[Dataset excerpt]
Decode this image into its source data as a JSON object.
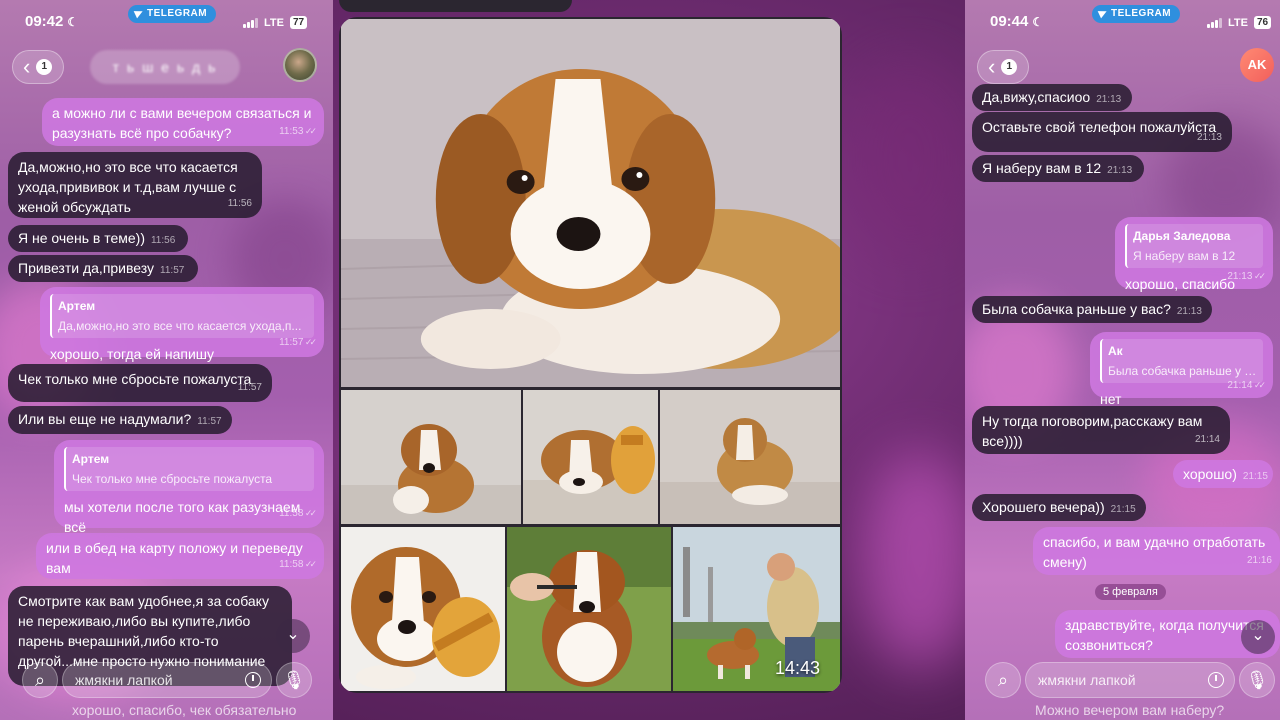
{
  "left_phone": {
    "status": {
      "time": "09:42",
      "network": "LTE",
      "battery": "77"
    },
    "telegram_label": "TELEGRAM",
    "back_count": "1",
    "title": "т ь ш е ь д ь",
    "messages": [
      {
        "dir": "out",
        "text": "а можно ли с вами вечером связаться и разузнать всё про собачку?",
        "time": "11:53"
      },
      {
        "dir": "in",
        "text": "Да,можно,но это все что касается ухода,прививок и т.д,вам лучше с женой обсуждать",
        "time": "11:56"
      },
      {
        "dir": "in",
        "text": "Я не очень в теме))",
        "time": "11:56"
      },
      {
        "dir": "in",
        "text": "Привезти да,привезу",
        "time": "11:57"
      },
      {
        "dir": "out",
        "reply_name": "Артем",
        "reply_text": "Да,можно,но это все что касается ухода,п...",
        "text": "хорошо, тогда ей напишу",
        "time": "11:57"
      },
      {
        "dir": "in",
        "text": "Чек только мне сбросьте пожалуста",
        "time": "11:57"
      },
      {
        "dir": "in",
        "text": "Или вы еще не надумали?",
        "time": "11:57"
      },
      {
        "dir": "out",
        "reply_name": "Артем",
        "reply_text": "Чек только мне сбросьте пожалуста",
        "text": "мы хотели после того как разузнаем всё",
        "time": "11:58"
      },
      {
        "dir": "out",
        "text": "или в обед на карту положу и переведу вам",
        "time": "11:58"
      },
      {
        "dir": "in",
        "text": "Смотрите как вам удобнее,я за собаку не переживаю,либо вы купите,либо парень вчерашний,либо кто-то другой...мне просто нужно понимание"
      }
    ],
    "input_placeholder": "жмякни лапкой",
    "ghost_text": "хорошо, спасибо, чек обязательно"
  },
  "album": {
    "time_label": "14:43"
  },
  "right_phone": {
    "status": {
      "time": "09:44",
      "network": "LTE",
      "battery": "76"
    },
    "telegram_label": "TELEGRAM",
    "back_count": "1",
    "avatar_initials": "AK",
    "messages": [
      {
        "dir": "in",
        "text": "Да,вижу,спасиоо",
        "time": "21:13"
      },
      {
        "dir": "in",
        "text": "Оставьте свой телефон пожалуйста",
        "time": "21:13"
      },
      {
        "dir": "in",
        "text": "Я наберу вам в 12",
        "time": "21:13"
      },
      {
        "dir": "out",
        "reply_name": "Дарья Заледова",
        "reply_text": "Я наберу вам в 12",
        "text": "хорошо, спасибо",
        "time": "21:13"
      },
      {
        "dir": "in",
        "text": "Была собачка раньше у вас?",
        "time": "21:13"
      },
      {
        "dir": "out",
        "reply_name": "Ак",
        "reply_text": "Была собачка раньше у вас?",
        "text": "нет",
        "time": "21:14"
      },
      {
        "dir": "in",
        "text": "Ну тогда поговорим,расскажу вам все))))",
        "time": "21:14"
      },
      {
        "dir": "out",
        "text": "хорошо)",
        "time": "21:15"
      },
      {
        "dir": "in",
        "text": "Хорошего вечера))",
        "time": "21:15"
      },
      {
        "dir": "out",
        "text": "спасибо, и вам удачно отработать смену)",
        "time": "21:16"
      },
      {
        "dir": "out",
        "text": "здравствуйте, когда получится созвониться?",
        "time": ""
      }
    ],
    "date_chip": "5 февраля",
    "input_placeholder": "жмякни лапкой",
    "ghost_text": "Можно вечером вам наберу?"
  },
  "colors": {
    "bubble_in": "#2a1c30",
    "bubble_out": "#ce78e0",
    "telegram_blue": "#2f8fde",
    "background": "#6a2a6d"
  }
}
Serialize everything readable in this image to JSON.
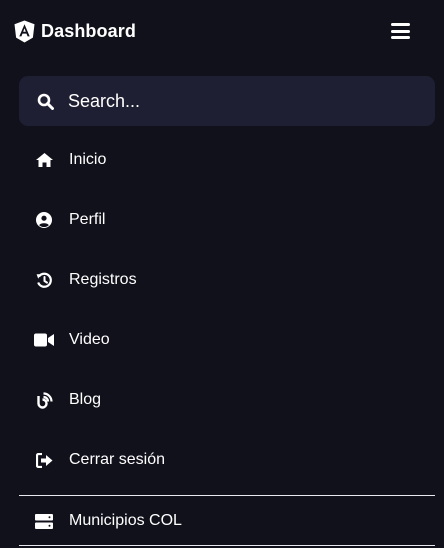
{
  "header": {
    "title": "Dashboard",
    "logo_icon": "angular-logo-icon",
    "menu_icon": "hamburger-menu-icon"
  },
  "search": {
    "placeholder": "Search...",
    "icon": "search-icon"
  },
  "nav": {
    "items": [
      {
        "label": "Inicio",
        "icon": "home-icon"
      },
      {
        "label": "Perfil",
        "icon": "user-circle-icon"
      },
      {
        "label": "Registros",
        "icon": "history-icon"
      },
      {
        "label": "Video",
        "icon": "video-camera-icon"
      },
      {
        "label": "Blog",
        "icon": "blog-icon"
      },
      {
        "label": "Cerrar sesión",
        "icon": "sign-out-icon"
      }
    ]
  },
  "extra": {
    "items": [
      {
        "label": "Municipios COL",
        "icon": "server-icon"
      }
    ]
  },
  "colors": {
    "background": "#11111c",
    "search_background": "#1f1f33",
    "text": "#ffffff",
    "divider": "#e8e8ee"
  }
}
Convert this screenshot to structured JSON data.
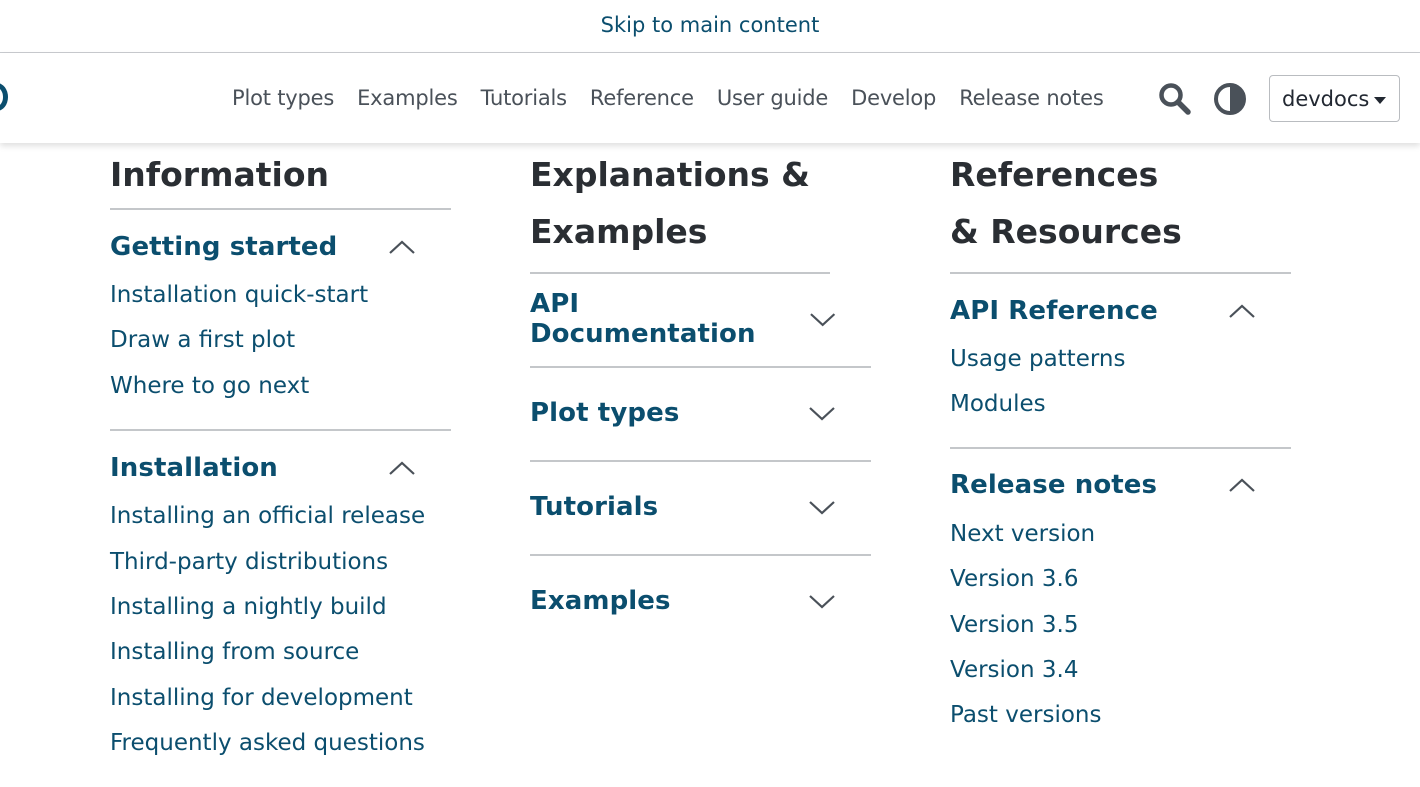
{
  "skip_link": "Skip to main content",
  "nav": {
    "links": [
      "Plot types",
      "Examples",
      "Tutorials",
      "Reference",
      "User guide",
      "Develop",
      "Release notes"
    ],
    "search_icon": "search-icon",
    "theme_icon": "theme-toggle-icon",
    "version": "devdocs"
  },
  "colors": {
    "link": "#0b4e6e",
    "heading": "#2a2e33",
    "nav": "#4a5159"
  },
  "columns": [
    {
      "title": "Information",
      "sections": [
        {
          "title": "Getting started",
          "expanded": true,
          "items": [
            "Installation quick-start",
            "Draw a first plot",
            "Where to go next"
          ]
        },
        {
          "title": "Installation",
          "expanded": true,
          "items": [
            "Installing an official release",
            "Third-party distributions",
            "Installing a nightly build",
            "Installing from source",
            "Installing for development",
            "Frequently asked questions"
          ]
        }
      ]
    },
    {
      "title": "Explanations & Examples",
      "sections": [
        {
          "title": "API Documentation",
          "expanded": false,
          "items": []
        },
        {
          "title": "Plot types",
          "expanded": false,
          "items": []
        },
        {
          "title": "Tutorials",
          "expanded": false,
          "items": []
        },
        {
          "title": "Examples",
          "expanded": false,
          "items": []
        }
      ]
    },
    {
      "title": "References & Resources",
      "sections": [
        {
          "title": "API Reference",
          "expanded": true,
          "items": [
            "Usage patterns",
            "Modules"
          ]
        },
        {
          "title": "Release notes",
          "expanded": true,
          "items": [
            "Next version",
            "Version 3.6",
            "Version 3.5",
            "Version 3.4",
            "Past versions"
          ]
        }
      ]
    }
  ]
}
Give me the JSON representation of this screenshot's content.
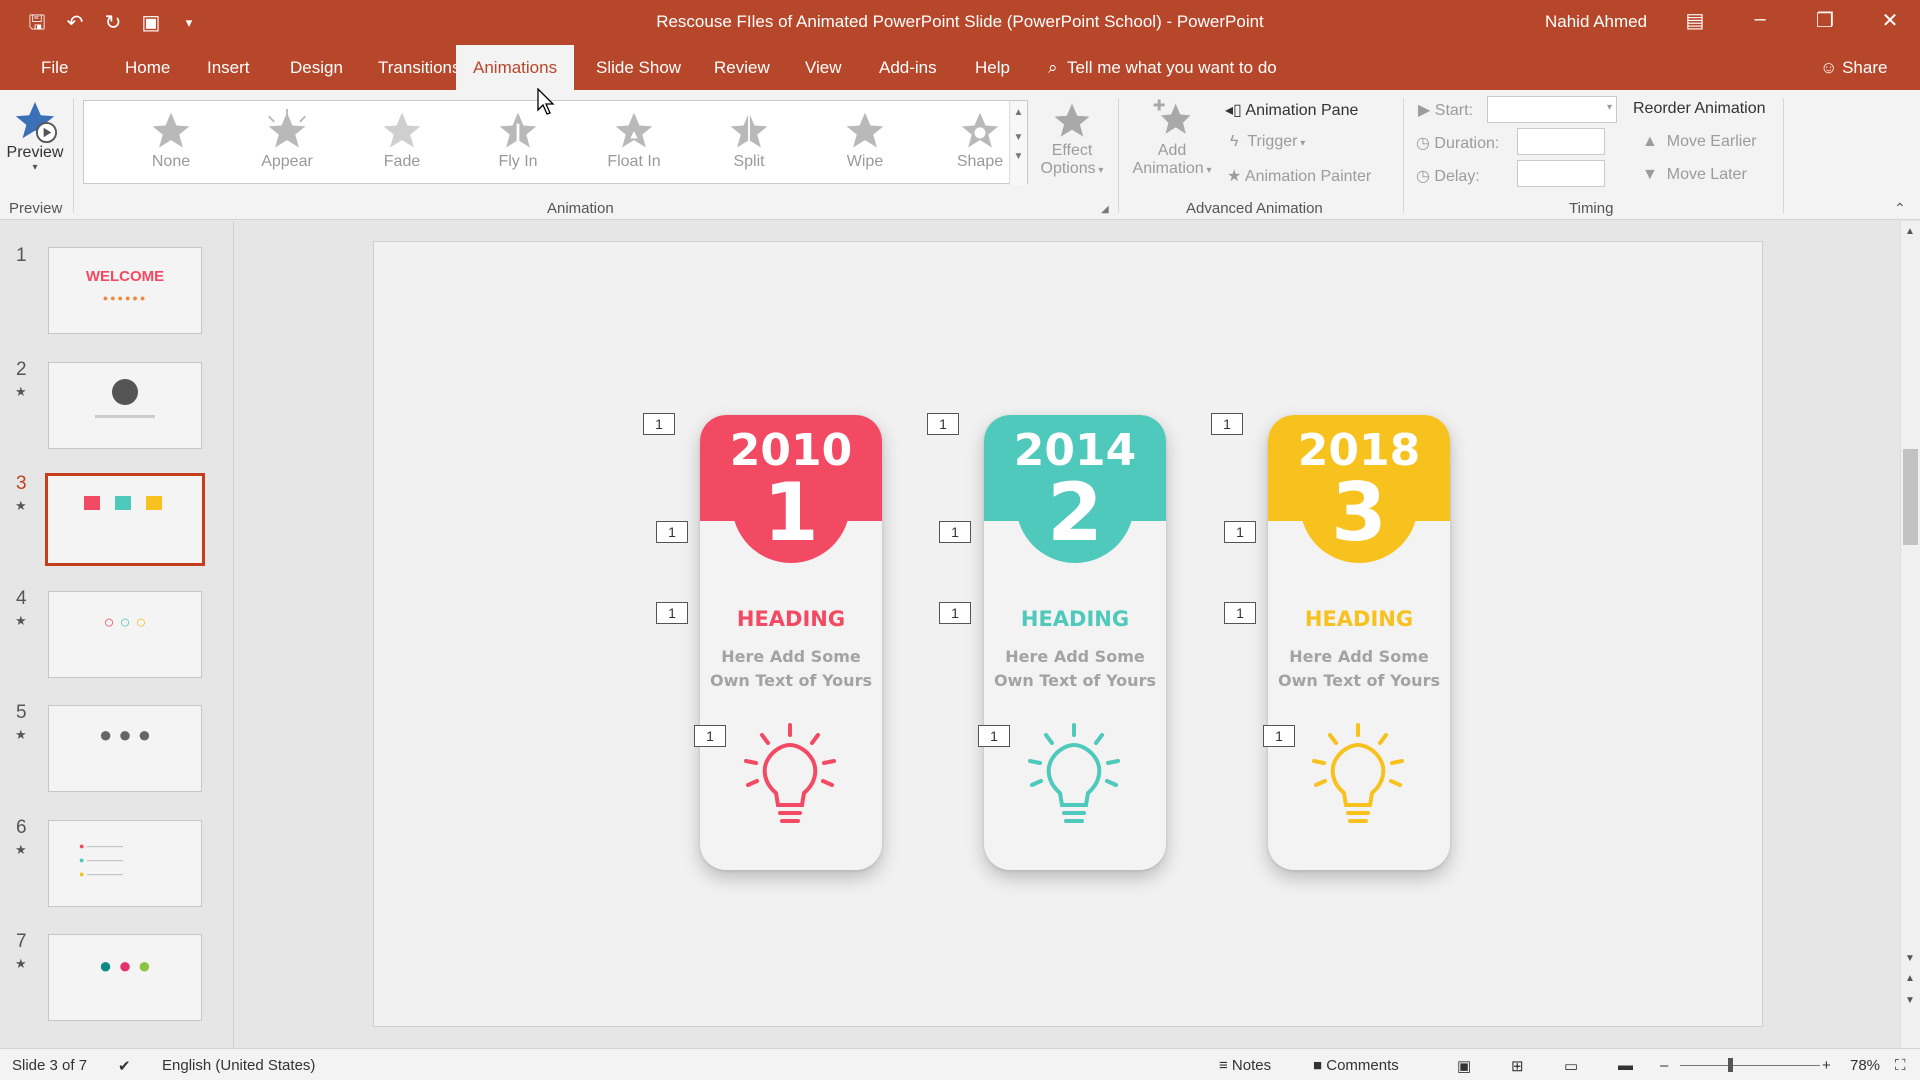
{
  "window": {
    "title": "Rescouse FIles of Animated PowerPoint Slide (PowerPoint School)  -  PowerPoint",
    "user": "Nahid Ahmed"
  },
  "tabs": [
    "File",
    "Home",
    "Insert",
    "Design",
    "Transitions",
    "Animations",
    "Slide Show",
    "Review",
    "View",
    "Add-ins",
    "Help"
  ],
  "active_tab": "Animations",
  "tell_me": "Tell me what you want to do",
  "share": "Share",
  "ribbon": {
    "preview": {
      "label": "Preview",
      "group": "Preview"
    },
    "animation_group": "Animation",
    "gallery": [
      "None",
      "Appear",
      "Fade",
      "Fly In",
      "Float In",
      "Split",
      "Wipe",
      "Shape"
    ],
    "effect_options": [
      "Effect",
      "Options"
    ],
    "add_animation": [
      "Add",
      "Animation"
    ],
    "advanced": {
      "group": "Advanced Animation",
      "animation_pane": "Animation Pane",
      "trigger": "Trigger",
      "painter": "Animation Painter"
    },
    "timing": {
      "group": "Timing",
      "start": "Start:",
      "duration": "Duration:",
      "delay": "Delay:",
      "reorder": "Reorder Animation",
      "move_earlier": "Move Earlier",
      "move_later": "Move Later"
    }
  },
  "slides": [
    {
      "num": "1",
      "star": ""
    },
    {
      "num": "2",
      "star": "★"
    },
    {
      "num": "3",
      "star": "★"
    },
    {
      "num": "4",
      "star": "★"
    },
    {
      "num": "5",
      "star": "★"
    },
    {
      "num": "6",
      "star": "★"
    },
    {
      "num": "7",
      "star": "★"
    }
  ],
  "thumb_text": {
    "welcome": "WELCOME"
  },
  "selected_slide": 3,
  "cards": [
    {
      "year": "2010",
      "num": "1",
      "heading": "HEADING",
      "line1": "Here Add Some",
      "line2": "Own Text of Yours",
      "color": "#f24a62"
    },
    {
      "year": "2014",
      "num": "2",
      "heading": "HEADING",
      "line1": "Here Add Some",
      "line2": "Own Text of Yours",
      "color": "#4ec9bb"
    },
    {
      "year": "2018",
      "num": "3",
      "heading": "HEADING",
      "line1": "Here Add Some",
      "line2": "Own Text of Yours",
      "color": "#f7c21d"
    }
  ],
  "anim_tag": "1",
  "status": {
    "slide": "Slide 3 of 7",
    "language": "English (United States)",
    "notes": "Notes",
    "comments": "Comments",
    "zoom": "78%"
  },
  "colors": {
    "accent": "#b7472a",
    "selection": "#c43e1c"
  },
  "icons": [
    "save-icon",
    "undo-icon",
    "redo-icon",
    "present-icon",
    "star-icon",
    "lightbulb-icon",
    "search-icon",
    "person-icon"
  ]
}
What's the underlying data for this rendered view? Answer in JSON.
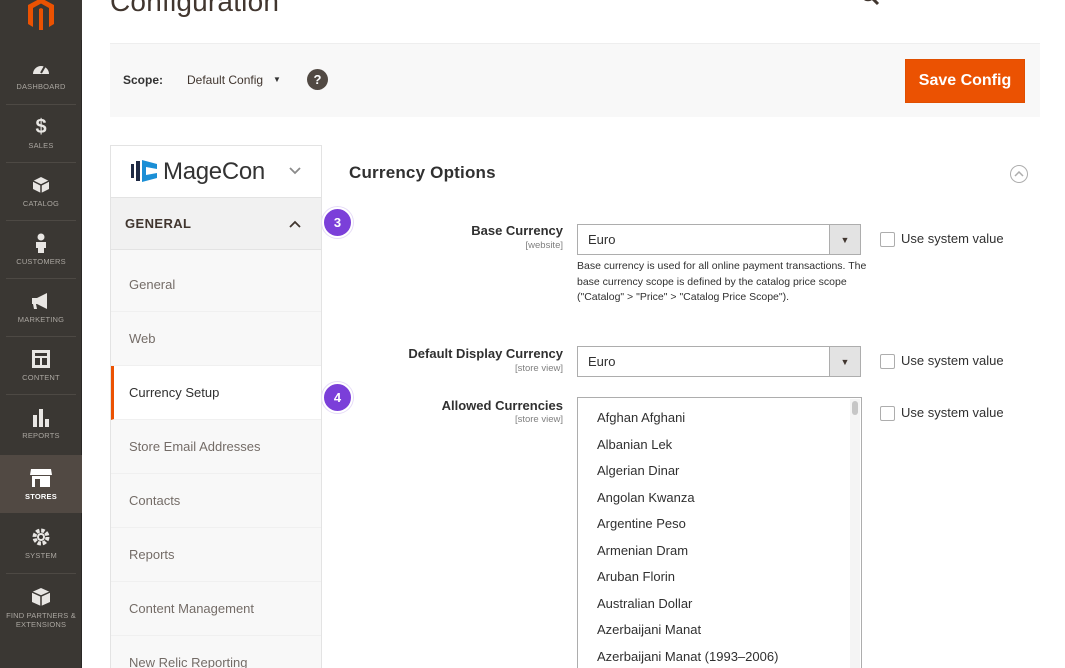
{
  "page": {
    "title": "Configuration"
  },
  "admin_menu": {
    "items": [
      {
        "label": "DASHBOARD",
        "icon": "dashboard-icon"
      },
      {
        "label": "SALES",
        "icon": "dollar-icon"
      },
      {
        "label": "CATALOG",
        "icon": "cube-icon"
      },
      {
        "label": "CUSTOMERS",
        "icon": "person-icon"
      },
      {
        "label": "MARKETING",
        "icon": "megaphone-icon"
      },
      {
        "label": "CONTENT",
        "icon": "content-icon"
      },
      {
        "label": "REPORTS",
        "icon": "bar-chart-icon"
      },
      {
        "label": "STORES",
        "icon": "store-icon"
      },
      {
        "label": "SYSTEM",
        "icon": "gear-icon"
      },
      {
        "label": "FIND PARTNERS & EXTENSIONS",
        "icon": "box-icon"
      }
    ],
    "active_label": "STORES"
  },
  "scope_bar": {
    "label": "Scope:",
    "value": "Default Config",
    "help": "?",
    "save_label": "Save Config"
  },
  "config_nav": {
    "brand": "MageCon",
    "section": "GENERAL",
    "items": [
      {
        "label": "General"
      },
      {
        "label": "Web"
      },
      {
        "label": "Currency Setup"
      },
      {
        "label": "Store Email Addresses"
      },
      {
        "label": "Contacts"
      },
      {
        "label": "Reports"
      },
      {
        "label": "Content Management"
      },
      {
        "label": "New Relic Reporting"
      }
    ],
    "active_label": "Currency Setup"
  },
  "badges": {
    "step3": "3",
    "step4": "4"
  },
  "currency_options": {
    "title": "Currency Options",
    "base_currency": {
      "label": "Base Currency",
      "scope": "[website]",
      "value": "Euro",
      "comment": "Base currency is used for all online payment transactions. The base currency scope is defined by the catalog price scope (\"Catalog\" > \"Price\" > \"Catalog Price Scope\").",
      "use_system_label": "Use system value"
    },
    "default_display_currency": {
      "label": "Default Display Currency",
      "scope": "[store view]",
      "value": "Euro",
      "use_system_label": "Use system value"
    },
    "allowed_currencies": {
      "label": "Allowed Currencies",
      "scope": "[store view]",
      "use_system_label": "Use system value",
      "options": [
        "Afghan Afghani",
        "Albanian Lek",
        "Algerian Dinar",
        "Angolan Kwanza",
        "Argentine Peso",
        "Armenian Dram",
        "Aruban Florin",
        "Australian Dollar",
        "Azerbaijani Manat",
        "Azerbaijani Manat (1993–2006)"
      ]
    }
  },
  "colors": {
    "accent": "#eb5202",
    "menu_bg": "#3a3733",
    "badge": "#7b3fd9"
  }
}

To be done => Copy each line of the preceding data that contains the string "Была".

Expected answer =>
        "text": "Была собачка раньше у вас?",
        "reply_text": "Была собачка раньше у вас?",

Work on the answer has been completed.